Extracted information:
⁂

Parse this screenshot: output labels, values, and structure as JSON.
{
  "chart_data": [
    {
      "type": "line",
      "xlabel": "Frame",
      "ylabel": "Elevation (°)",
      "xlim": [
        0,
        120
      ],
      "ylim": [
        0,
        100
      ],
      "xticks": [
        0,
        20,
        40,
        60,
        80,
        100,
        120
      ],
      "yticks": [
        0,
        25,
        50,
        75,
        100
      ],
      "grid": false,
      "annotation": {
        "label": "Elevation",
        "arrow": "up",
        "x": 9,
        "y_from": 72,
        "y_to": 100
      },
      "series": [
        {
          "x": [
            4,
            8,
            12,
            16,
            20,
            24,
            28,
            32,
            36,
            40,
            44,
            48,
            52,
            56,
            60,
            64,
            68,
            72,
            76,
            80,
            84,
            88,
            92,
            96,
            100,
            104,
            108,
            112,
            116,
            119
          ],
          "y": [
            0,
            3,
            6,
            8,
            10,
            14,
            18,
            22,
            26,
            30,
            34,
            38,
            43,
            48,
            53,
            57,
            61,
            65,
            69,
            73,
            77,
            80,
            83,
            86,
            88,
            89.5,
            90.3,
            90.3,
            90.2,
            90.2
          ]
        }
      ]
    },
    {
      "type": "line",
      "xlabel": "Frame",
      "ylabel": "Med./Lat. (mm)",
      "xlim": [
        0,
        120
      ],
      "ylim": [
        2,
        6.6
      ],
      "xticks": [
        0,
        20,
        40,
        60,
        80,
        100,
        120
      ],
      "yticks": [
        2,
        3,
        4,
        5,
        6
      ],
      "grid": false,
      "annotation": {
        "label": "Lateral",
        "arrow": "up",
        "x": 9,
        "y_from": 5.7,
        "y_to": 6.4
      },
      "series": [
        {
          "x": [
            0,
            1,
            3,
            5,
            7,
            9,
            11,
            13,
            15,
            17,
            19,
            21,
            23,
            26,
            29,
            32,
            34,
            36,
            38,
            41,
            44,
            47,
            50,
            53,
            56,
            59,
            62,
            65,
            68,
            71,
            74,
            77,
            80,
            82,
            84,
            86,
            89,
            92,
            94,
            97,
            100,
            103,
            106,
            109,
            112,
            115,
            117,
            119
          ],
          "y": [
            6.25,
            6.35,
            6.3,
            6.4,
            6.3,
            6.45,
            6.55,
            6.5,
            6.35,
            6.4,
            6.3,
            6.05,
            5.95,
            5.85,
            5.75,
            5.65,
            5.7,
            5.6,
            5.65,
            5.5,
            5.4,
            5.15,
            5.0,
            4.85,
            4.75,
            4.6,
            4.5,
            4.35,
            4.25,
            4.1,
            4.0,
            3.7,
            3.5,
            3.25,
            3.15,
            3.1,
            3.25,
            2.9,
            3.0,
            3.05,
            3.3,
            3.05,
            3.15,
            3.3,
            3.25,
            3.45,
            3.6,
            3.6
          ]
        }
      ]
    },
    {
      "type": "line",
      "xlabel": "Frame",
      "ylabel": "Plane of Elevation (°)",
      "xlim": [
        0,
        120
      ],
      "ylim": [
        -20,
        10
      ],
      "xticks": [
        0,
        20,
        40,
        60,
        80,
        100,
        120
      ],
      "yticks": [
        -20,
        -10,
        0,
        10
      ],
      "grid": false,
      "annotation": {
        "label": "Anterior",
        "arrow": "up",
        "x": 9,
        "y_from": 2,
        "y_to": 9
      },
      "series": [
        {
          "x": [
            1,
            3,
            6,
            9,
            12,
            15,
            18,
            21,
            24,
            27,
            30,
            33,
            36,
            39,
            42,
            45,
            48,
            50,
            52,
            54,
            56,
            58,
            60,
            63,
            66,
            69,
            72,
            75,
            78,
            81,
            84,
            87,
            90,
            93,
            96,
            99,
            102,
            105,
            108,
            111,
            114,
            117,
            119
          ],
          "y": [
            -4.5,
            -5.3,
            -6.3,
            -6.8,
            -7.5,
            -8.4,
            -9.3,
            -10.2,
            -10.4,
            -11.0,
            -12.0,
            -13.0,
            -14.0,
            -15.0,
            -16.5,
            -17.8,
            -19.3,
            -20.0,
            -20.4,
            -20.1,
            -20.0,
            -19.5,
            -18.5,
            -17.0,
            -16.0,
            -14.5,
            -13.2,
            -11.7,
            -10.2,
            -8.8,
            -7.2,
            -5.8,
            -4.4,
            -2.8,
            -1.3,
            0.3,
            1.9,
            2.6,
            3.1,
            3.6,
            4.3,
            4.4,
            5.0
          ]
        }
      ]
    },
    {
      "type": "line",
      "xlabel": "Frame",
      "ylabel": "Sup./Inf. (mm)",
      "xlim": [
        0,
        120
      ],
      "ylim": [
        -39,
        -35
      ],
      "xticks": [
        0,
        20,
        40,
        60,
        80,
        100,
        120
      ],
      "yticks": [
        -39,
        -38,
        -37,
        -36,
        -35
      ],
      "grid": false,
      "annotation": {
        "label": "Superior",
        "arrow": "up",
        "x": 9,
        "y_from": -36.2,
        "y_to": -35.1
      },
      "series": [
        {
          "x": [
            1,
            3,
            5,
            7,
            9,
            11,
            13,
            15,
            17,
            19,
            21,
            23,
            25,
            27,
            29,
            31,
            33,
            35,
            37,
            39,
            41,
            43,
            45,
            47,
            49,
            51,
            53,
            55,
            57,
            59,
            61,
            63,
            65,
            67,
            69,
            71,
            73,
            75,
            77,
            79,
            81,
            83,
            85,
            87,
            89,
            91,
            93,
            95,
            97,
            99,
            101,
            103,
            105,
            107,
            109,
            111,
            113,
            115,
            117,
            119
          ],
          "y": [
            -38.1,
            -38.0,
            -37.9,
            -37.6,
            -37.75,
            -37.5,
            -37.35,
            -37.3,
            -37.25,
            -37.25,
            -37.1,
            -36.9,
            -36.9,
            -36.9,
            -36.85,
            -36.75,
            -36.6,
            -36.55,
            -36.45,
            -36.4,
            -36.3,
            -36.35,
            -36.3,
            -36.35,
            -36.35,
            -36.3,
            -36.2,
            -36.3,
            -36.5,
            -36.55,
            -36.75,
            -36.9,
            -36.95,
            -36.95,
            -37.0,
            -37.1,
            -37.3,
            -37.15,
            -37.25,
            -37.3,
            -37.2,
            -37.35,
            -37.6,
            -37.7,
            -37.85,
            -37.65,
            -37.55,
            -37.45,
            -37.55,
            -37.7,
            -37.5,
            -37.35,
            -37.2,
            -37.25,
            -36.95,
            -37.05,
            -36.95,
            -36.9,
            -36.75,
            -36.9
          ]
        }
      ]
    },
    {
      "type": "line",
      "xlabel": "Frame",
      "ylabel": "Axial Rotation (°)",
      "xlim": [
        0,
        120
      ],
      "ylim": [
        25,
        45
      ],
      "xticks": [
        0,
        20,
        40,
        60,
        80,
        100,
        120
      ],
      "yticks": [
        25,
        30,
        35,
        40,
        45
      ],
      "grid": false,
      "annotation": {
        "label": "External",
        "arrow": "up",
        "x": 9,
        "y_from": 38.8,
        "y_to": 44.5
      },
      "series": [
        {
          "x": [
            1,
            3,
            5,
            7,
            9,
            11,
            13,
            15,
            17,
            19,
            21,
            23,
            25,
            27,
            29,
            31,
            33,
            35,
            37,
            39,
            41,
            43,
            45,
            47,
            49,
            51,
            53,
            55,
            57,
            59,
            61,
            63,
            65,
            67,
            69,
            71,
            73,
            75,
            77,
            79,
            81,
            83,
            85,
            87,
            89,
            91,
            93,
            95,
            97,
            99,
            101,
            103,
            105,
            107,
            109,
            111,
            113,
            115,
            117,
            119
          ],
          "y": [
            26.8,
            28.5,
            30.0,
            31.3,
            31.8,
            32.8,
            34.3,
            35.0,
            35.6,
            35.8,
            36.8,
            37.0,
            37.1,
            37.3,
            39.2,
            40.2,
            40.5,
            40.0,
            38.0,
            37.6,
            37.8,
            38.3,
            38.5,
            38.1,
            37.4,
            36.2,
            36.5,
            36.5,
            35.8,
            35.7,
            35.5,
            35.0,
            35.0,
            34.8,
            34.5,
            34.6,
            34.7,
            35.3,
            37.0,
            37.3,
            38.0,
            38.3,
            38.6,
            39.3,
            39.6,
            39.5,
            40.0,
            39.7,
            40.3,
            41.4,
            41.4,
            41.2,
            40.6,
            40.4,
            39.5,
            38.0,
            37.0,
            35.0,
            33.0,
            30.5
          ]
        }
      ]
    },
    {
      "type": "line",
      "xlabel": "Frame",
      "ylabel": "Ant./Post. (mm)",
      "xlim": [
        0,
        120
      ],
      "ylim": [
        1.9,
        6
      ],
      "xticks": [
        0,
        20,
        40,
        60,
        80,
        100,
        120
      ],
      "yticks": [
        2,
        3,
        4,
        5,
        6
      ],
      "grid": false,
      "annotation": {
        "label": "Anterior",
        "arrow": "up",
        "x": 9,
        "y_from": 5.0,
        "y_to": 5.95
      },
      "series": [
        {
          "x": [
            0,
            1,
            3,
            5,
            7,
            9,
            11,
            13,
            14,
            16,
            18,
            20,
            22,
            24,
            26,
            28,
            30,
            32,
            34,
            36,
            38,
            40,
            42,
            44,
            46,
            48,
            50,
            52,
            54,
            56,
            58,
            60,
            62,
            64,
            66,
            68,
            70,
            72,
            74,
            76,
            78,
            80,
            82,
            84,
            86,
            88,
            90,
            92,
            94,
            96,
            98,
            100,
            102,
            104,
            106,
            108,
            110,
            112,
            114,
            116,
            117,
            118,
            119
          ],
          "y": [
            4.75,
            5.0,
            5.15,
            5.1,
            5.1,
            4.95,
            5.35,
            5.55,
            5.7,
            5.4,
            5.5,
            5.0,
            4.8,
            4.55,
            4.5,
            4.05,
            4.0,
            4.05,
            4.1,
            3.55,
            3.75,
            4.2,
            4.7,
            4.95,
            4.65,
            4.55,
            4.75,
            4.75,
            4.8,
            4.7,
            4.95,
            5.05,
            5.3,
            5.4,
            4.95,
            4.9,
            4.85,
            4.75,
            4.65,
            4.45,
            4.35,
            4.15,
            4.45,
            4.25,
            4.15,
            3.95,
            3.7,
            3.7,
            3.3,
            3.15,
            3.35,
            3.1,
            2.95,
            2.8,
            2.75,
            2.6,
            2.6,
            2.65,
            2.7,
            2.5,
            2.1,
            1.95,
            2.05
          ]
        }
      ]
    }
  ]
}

⁂

Directive: Every line above that contains the word "ylabel" should be reported.

Task response:
      "ylabel": "Elevation (°)",
      "ylabel": "Med./Lat. (mm)",
      "ylabel": "Plane of Elevation (°)",
      "ylabel": "Sup./Inf. (mm)",
      "ylabel": "Axial Rotation (°)",
      "ylabel": "Ant./Post. (mm)",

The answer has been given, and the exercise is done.